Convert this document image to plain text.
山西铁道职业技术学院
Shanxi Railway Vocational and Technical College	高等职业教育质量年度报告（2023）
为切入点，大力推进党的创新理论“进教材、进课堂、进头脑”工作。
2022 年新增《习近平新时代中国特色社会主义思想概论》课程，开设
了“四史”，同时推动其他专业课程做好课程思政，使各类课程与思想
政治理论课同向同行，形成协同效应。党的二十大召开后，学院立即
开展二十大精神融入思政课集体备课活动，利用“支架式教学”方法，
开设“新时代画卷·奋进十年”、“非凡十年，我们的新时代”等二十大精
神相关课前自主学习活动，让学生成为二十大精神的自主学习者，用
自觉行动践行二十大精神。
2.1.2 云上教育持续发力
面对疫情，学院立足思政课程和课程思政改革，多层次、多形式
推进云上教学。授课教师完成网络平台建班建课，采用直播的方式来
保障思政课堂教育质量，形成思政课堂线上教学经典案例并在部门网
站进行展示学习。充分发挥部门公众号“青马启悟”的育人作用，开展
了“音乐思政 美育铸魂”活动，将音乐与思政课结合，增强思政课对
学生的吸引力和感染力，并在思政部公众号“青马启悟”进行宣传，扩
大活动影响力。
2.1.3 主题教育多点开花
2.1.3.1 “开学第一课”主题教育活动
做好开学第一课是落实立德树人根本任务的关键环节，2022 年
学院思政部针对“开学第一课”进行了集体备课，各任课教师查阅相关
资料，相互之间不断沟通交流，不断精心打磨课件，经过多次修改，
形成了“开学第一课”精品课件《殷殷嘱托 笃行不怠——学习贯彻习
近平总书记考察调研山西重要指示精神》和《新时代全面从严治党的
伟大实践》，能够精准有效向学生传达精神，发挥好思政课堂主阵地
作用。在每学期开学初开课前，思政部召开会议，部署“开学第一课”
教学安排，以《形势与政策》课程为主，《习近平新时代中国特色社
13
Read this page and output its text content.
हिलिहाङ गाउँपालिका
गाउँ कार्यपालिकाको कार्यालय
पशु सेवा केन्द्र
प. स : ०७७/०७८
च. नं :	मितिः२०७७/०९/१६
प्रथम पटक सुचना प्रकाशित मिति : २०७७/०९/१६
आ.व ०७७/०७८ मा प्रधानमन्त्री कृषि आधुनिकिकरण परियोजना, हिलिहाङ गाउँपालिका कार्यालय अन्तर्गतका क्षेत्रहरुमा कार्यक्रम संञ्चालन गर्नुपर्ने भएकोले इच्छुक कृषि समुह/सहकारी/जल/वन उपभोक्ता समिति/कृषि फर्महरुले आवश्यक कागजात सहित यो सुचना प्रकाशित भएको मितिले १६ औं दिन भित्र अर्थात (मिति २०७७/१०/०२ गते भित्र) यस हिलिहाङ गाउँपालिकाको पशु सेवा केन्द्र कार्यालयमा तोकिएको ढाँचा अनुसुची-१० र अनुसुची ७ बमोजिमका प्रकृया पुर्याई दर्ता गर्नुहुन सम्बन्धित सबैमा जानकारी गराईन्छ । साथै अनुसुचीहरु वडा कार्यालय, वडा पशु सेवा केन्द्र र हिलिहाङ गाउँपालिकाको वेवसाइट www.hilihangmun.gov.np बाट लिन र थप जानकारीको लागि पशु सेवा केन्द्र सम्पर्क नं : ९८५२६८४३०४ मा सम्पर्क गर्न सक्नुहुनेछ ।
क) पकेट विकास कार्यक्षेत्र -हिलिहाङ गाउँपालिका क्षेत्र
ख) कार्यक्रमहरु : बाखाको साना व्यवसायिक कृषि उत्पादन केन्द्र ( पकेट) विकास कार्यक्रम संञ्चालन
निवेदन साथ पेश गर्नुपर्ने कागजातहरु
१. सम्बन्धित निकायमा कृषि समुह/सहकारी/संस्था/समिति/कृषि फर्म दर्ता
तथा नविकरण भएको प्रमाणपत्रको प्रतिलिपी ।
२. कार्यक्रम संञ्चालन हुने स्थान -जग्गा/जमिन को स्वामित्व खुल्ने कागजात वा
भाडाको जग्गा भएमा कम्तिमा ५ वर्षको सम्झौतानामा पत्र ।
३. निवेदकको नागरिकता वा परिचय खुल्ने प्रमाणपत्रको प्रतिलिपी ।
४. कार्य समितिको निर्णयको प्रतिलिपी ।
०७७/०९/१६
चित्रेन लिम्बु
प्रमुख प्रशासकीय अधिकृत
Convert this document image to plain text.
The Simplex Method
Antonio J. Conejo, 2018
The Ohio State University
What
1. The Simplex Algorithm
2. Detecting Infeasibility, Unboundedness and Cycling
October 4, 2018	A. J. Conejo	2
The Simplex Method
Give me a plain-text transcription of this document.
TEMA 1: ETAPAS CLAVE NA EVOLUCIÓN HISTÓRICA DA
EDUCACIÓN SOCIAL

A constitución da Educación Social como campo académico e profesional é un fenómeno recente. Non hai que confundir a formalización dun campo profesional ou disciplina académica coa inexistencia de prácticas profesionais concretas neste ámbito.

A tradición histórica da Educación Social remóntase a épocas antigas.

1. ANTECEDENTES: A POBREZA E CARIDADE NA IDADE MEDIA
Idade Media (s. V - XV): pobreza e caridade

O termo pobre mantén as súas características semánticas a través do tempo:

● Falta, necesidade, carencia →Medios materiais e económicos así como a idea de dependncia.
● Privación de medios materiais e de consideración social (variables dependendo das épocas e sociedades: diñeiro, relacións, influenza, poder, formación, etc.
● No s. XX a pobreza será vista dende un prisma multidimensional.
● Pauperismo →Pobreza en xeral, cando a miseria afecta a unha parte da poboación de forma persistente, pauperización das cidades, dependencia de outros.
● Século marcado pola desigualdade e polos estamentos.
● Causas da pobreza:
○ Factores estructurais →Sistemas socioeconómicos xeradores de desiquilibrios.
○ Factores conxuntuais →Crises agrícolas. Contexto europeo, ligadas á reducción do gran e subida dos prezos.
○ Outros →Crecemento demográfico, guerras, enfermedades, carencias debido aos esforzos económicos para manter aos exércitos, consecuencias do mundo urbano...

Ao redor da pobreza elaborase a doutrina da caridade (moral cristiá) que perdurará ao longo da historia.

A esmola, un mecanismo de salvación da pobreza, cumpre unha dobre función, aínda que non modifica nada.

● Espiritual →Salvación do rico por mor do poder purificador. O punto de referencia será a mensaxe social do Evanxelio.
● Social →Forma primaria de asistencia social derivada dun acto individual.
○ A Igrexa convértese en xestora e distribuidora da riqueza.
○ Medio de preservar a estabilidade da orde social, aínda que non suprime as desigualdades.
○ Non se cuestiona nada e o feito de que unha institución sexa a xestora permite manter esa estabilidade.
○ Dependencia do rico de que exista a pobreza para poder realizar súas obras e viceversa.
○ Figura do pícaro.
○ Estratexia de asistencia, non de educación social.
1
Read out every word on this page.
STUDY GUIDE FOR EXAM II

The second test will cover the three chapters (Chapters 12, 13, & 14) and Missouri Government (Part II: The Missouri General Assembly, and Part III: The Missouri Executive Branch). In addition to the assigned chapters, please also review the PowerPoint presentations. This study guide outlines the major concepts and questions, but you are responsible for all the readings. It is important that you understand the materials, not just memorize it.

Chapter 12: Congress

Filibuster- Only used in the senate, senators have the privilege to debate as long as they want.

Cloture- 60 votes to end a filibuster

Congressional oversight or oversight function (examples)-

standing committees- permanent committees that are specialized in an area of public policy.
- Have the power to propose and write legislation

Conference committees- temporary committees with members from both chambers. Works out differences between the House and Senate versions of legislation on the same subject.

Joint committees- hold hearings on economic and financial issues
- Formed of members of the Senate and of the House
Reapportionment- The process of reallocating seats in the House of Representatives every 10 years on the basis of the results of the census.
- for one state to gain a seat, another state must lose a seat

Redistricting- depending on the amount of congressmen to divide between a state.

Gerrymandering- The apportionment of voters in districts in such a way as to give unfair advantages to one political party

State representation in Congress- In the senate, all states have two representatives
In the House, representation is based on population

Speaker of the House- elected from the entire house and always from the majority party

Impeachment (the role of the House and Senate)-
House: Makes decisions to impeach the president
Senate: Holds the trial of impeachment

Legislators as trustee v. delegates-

──────────

### Exercise directions:
Copy whichever lines in the listing above contain the word "como".

### Problem solution:
A constitución da Educación Social como campo académico e profesional é un fenómeno recente. Non hai que confundir a formalización dun campo profesional ou disciplina académica coa inexistencia de prácticas profesionais concretas neste ámbito.
● Falta, necesidade, carencia →Medios materiais e económicos así como a idea de dependncia.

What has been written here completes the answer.